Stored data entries
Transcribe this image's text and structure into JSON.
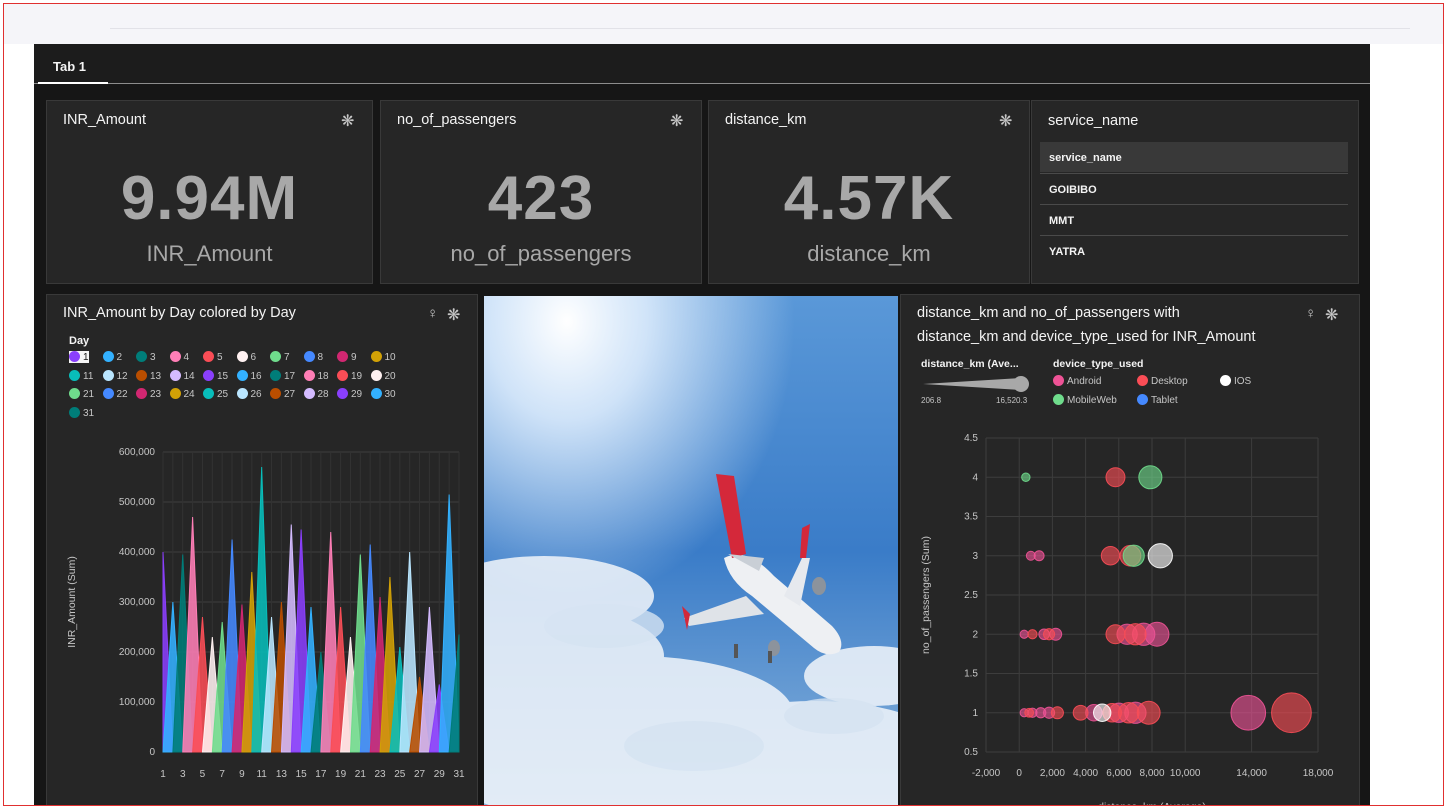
{
  "tabs": [
    {
      "label": "Tab 1"
    }
  ],
  "kpis": [
    {
      "title": "INR_Amount",
      "value": "9.94M",
      "label": "INR_Amount"
    },
    {
      "title": "no_of_passengers",
      "value": "423",
      "label": "no_of_passengers"
    },
    {
      "title": "distance_km",
      "value": "4.57K",
      "label": "distance_km"
    }
  ],
  "service": {
    "title": "service_name",
    "header": "service_name",
    "rows": [
      "GOIBIBO",
      "MMT",
      "YATRA"
    ]
  },
  "icons": {
    "settings": "gear-icon",
    "insights": "lightbulb-icon"
  },
  "bar_chart": {
    "title": "INR_Amount by Day colored by Day",
    "legend_title": "Day",
    "selected_day": "1"
  },
  "scatter": {
    "title_line1": "distance_km and no_of_passengers with",
    "title_line2": "distance_km and device_type_used for INR_Amount",
    "size_legend_title": "distance_km (Ave...",
    "size_min": "206.8",
    "size_max": "16,520.3",
    "color_legend_title": "device_type_used",
    "devices": [
      {
        "name": "Android",
        "color": "#ee5396"
      },
      {
        "name": "Desktop",
        "color": "#fa4d56"
      },
      {
        "name": "IOS",
        "color": "#ffffff"
      },
      {
        "name": "MobileWeb",
        "color": "#6fdc8c"
      },
      {
        "name": "Tablet",
        "color": "#4589ff"
      }
    ]
  },
  "day_colors": [
    "#8a3ffc",
    "#33b1ff",
    "#007d79",
    "#ff7eb6",
    "#fa4d56",
    "#fff1f1",
    "#6fdc8c",
    "#4589ff",
    "#d12771",
    "#d2a106",
    "#08bdba",
    "#bae6ff",
    "#ba4e00",
    "#d4bbff",
    "#8a3ffc",
    "#33b1ff",
    "#007d79",
    "#ff7eb6",
    "#fa4d56",
    "#fff1f1",
    "#6fdc8c",
    "#4589ff",
    "#d12771",
    "#d2a106",
    "#08bdba",
    "#bae6ff",
    "#ba4e00",
    "#d4bbff",
    "#8a3ffc",
    "#33b1ff",
    "#007d79"
  ],
  "chart_data": [
    {
      "type": "area",
      "title": "INR_Amount by Day colored by Day",
      "xlabel": "Day",
      "ylabel": "INR_Amount (Sum)",
      "ylim": [
        0,
        600000
      ],
      "y_ticks": [
        "0",
        "100,000",
        "200,000",
        "300,000",
        "400,000",
        "500,000",
        "600,000"
      ],
      "x_ticks": [
        "1",
        "3",
        "5",
        "7",
        "9",
        "11",
        "13",
        "15",
        "17",
        "19",
        "21",
        "23",
        "25",
        "27",
        "29",
        "31"
      ],
      "categories": [
        "1",
        "2",
        "3",
        "4",
        "5",
        "6",
        "7",
        "8",
        "9",
        "10",
        "11",
        "12",
        "13",
        "14",
        "15",
        "16",
        "17",
        "18",
        "19",
        "20",
        "21",
        "22",
        "23",
        "24",
        "25",
        "26",
        "27",
        "28",
        "29",
        "30",
        "31"
      ],
      "values": [
        400000,
        300000,
        395000,
        470000,
        270000,
        230000,
        260000,
        425000,
        295000,
        360000,
        570000,
        270000,
        300000,
        455000,
        445000,
        290000,
        200000,
        440000,
        290000,
        230000,
        395000,
        415000,
        310000,
        350000,
        210000,
        400000,
        150000,
        290000,
        135000,
        515000,
        235000
      ]
    },
    {
      "type": "scatter",
      "title": "distance_km and no_of_passengers with distance_km and device_type_used for INR_Amount",
      "xlabel": "distance_km (Average)",
      "ylabel": "no_of_passengers (Sum)",
      "xlim": [
        -2000,
        18000
      ],
      "ylim": [
        0.5,
        4.5
      ],
      "x_ticks": [
        "-2,000",
        "0",
        "2,000",
        "4,000",
        "6,000",
        "8,000",
        "10,000",
        "14,000",
        "18,000"
      ],
      "y_ticks": [
        "0.5",
        "1",
        "1.5",
        "2",
        "2.5",
        "3",
        "3.5",
        "4",
        "4.5"
      ],
      "series": [
        {
          "name": "Android",
          "points": [
            [
              300,
              1
            ],
            [
              800,
              1
            ],
            [
              1300,
              1
            ],
            [
              1800,
              1
            ],
            [
              4500,
              1
            ],
            [
              6000,
              1
            ],
            [
              7000,
              1
            ],
            [
              13800,
              1
            ],
            [
              300,
              2
            ],
            [
              1500,
              2
            ],
            [
              2200,
              2
            ],
            [
              6500,
              2
            ],
            [
              7500,
              2
            ],
            [
              8300,
              2
            ],
            [
              700,
              3
            ],
            [
              1200,
              3
            ]
          ]
        },
        {
          "name": "Desktop",
          "points": [
            [
              600,
              1
            ],
            [
              2300,
              1
            ],
            [
              3700,
              1
            ],
            [
              5600,
              1
            ],
            [
              6600,
              1
            ],
            [
              7800,
              1
            ],
            [
              16400,
              1
            ],
            [
              800,
              2
            ],
            [
              1800,
              2
            ],
            [
              5800,
              2
            ],
            [
              7000,
              2
            ],
            [
              5500,
              3
            ],
            [
              6700,
              3
            ],
            [
              5800,
              4
            ]
          ]
        },
        {
          "name": "IOS",
          "points": [
            [
              5000,
              1
            ],
            [
              8500,
              3
            ]
          ]
        },
        {
          "name": "MobileWeb",
          "points": [
            [
              6900,
              3
            ],
            [
              400,
              4
            ],
            [
              7900,
              4
            ]
          ]
        },
        {
          "name": "Tablet",
          "points": []
        }
      ]
    }
  ]
}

- _AIM OF THE EXERCISE_: Leaving aside the images, write out the entries above word for word.

- _WRITTEN SOLUTION_:
Transcribe this image's text and structure into JSON.
{
  "tabs": [
    {
      "label": "Tab 1"
    }
  ],
  "kpis": [
    {
      "title": "INR_Amount",
      "value": "9.94M",
      "label": "INR_Amount"
    },
    {
      "title": "no_of_passengers",
      "value": "423",
      "label": "no_of_passengers"
    },
    {
      "title": "distance_km",
      "value": "4.57K",
      "label": "distance_km"
    }
  ],
  "service": {
    "title": "service_name",
    "header": "service_name",
    "rows": [
      "GOIBIBO",
      "MMT",
      "YATRA"
    ]
  },
  "icons": {
    "settings": "gear-icon",
    "insights": "lightbulb-icon"
  },
  "bar_chart": {
    "title": "INR_Amount by Day colored by Day",
    "legend_title": "Day",
    "selected_day": "1"
  },
  "scatter": {
    "title_line1": "distance_km and no_of_passengers with",
    "title_line2": "distance_km and device_type_used for INR_Amount",
    "size_legend_title": "distance_km (Ave...",
    "size_min": "206.8",
    "size_max": "16,520.3",
    "color_legend_title": "device_type_used",
    "devices": [
      {
        "name": "Android",
        "color": "#ee5396"
      },
      {
        "name": "Desktop",
        "color": "#fa4d56"
      },
      {
        "name": "IOS",
        "color": "#ffffff"
      },
      {
        "name": "MobileWeb",
        "color": "#6fdc8c"
      },
      {
        "name": "Tablet",
        "color": "#4589ff"
      }
    ]
  },
  "day_colors": [
    "#8a3ffc",
    "#33b1ff",
    "#007d79",
    "#ff7eb6",
    "#fa4d56",
    "#fff1f1",
    "#6fdc8c",
    "#4589ff",
    "#d12771",
    "#d2a106",
    "#08bdba",
    "#bae6ff",
    "#ba4e00",
    "#d4bbff",
    "#8a3ffc",
    "#33b1ff",
    "#007d79",
    "#ff7eb6",
    "#fa4d56",
    "#fff1f1",
    "#6fdc8c",
    "#4589ff",
    "#d12771",
    "#d2a106",
    "#08bdba",
    "#bae6ff",
    "#ba4e00",
    "#d4bbff",
    "#8a3ffc",
    "#33b1ff",
    "#007d79"
  ],
  "chart_data": [
    {
      "type": "area",
      "title": "INR_Amount by Day colored by Day",
      "xlabel": "Day",
      "ylabel": "INR_Amount (Sum)",
      "ylim": [
        0,
        600000
      ],
      "y_ticks": [
        "0",
        "100,000",
        "200,000",
        "300,000",
        "400,000",
        "500,000",
        "600,000"
      ],
      "x_ticks": [
        "1",
        "3",
        "5",
        "7",
        "9",
        "11",
        "13",
        "15",
        "17",
        "19",
        "21",
        "23",
        "25",
        "27",
        "29",
        "31"
      ],
      "categories": [
        "1",
        "2",
        "3",
        "4",
        "5",
        "6",
        "7",
        "8",
        "9",
        "10",
        "11",
        "12",
        "13",
        "14",
        "15",
        "16",
        "17",
        "18",
        "19",
        "20",
        "21",
        "22",
        "23",
        "24",
        "25",
        "26",
        "27",
        "28",
        "29",
        "30",
        "31"
      ],
      "values": [
        400000,
        300000,
        395000,
        470000,
        270000,
        230000,
        260000,
        425000,
        295000,
        360000,
        570000,
        270000,
        300000,
        455000,
        445000,
        290000,
        200000,
        440000,
        290000,
        230000,
        395000,
        415000,
        310000,
        350000,
        210000,
        400000,
        150000,
        290000,
        135000,
        515000,
        235000
      ]
    },
    {
      "type": "scatter",
      "title": "distance_km and no_of_passengers with distance_km and device_type_used for INR_Amount",
      "xlabel": "distance_km (Average)",
      "ylabel": "no_of_passengers (Sum)",
      "xlim": [
        -2000,
        18000
      ],
      "ylim": [
        0.5,
        4.5
      ],
      "x_ticks": [
        "-2,000",
        "0",
        "2,000",
        "4,000",
        "6,000",
        "8,000",
        "10,000",
        "14,000",
        "18,000"
      ],
      "y_ticks": [
        "0.5",
        "1",
        "1.5",
        "2",
        "2.5",
        "3",
        "3.5",
        "4",
        "4.5"
      ],
      "series": [
        {
          "name": "Android",
          "points": [
            [
              300,
              1
            ],
            [
              800,
              1
            ],
            [
              1300,
              1
            ],
            [
              1800,
              1
            ],
            [
              4500,
              1
            ],
            [
              6000,
              1
            ],
            [
              7000,
              1
            ],
            [
              13800,
              1
            ],
            [
              300,
              2
            ],
            [
              1500,
              2
            ],
            [
              2200,
              2
            ],
            [
              6500,
              2
            ],
            [
              7500,
              2
            ],
            [
              8300,
              2
            ],
            [
              700,
              3
            ],
            [
              1200,
              3
            ]
          ]
        },
        {
          "name": "Desktop",
          "points": [
            [
              600,
              1
            ],
            [
              2300,
              1
            ],
            [
              3700,
              1
            ],
            [
              5600,
              1
            ],
            [
              6600,
              1
            ],
            [
              7800,
              1
            ],
            [
              16400,
              1
            ],
            [
              800,
              2
            ],
            [
              1800,
              2
            ],
            [
              5800,
              2
            ],
            [
              7000,
              2
            ],
            [
              5500,
              3
            ],
            [
              6700,
              3
            ],
            [
              5800,
              4
            ]
          ]
        },
        {
          "name": "IOS",
          "points": [
            [
              5000,
              1
            ],
            [
              8500,
              3
            ]
          ]
        },
        {
          "name": "MobileWeb",
          "points": [
            [
              6900,
              3
            ],
            [
              400,
              4
            ],
            [
              7900,
              4
            ]
          ]
        },
        {
          "name": "Tablet",
          "points": []
        }
      ]
    }
  ]
}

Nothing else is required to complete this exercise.